» **ROWS**:
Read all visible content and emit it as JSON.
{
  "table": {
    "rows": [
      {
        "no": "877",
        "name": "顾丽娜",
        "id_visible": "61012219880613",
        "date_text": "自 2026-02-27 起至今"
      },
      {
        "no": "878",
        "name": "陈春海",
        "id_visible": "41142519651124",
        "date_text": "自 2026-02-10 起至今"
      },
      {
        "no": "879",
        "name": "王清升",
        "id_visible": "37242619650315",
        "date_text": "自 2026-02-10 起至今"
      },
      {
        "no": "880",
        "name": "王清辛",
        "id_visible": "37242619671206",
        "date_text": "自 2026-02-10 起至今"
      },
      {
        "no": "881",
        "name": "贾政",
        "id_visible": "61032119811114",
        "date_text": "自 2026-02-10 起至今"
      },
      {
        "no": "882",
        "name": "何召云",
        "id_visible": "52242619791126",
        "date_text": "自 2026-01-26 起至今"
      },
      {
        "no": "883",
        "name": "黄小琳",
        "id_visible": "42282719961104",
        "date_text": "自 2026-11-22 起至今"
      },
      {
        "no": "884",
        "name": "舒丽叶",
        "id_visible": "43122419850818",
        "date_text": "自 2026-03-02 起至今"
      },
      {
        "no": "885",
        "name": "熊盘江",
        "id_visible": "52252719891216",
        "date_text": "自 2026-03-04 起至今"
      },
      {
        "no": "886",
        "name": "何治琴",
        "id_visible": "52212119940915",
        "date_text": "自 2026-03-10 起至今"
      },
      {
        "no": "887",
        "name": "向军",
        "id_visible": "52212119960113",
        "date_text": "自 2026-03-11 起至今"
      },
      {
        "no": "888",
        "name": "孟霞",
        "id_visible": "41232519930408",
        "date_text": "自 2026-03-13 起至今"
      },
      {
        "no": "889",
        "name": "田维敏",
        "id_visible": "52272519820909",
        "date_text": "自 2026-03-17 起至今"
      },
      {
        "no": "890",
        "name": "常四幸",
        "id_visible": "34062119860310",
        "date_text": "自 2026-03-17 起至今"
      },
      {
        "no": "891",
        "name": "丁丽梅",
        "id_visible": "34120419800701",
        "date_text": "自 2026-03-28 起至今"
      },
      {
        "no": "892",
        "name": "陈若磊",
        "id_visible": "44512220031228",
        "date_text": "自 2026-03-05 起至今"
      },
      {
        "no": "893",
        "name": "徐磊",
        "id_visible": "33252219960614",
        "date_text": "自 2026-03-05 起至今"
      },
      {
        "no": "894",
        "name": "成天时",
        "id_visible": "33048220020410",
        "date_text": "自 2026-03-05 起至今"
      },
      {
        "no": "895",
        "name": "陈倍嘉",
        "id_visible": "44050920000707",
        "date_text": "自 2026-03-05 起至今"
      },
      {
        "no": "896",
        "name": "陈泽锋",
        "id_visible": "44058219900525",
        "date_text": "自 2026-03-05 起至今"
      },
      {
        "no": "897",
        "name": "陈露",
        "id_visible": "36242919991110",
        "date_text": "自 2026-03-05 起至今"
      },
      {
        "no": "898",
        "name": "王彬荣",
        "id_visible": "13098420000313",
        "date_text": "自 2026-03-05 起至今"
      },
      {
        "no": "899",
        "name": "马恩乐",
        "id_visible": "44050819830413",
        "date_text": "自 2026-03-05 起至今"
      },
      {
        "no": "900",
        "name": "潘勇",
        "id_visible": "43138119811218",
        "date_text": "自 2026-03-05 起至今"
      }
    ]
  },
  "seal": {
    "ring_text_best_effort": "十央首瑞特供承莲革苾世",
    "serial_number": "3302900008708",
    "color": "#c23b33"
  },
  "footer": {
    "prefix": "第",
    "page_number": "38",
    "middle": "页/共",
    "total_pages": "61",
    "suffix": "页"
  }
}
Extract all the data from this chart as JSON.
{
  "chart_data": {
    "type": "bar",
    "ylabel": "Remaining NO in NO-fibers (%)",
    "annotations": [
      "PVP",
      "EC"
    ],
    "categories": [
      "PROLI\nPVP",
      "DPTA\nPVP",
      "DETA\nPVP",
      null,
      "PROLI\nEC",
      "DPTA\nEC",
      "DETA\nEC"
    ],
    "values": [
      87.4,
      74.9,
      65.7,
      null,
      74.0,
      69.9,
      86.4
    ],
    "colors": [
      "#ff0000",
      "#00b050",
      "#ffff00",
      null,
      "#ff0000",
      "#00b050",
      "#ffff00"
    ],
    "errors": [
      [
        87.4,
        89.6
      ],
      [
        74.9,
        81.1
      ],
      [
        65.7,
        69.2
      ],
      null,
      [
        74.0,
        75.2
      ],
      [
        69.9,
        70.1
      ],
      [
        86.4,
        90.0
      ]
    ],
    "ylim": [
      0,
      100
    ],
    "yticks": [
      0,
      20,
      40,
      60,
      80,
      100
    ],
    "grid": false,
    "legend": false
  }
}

» **PROBLEM STATEMENT**:
Using the listing, copy every line where the word "JSON" shows up.

» **TASK RESPONSE**:
Read all visible content and emit it as JSON.
Extract all the data from this chart as JSON.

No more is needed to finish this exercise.